## Start LISTING

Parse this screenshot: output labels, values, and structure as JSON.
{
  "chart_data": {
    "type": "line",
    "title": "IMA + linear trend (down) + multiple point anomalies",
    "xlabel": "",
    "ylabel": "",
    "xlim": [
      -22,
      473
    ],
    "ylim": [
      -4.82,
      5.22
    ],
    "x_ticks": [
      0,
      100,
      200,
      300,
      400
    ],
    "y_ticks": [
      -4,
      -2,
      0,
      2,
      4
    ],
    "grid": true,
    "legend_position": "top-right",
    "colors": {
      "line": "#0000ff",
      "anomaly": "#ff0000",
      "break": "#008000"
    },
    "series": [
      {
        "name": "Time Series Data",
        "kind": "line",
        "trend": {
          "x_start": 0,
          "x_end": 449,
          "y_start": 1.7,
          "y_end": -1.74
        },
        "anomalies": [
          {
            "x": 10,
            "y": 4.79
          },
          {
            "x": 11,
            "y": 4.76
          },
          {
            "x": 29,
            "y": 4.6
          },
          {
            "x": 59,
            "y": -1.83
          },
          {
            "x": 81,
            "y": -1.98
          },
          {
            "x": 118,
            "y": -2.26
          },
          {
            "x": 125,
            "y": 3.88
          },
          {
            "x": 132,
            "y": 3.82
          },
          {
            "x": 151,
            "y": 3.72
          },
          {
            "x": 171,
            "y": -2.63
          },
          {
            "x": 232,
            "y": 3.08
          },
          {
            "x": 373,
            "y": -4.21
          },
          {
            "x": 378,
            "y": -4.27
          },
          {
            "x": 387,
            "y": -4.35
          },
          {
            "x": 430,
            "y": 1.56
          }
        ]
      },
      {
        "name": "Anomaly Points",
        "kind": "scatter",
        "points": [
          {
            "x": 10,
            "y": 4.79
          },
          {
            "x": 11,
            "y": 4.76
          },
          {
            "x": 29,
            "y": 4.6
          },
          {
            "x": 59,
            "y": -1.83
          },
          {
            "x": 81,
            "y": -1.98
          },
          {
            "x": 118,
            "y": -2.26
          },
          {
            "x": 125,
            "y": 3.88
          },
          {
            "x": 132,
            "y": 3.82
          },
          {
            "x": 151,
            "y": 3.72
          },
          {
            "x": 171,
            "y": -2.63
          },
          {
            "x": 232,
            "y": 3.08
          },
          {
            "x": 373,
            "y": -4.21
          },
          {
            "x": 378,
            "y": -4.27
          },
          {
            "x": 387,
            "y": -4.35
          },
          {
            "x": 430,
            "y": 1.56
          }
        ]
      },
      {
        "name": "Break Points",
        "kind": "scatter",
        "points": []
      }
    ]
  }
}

## End LISTING

**WHAT IS ASKED**
Retype all the records, matching them exactly.

**EXPECTED OUTPUT**
Parse this screenshot: output labels, values, and structure as JSON.
{
  "chart_data": {
    "type": "line",
    "title": "IMA + linear trend (down) + multiple point anomalies",
    "xlabel": "",
    "ylabel": "",
    "xlim": [
      -22,
      473
    ],
    "ylim": [
      -4.82,
      5.22
    ],
    "x_ticks": [
      0,
      100,
      200,
      300,
      400
    ],
    "y_ticks": [
      -4,
      -2,
      0,
      2,
      4
    ],
    "grid": true,
    "legend_position": "top-right",
    "colors": {
      "line": "#0000ff",
      "anomaly": "#ff0000",
      "break": "#008000"
    },
    "series": [
      {
        "name": "Time Series Data",
        "kind": "line",
        "trend": {
          "x_start": 0,
          "x_end": 449,
          "y_start": 1.7,
          "y_end": -1.74
        },
        "anomalies": [
          {
            "x": 10,
            "y": 4.79
          },
          {
            "x": 11,
            "y": 4.76
          },
          {
            "x": 29,
            "y": 4.6
          },
          {
            "x": 59,
            "y": -1.83
          },
          {
            "x": 81,
            "y": -1.98
          },
          {
            "x": 118,
            "y": -2.26
          },
          {
            "x": 125,
            "y": 3.88
          },
          {
            "x": 132,
            "y": 3.82
          },
          {
            "x": 151,
            "y": 3.72
          },
          {
            "x": 171,
            "y": -2.63
          },
          {
            "x": 232,
            "y": 3.08
          },
          {
            "x": 373,
            "y": -4.21
          },
          {
            "x": 378,
            "y": -4.27
          },
          {
            "x": 387,
            "y": -4.35
          },
          {
            "x": 430,
            "y": 1.56
          }
        ]
      },
      {
        "name": "Anomaly Points",
        "kind": "scatter",
        "points": [
          {
            "x": 10,
            "y": 4.79
          },
          {
            "x": 11,
            "y": 4.76
          },
          {
            "x": 29,
            "y": 4.6
          },
          {
            "x": 59,
            "y": -1.83
          },
          {
            "x": 81,
            "y": -1.98
          },
          {
            "x": 118,
            "y": -2.26
          },
          {
            "x": 125,
            "y": 3.88
          },
          {
            "x": 132,
            "y": 3.82
          },
          {
            "x": 151,
            "y": 3.72
          },
          {
            "x": 171,
            "y": -2.63
          },
          {
            "x": 232,
            "y": 3.08
          },
          {
            "x": 373,
            "y": -4.21
          },
          {
            "x": 378,
            "y": -4.27
          },
          {
            "x": 387,
            "y": -4.35
          },
          {
            "x": 430,
            "y": 1.56
          }
        ]
      },
      {
        "name": "Break Points",
        "kind": "scatter",
        "points": []
      }
    ]
  }
}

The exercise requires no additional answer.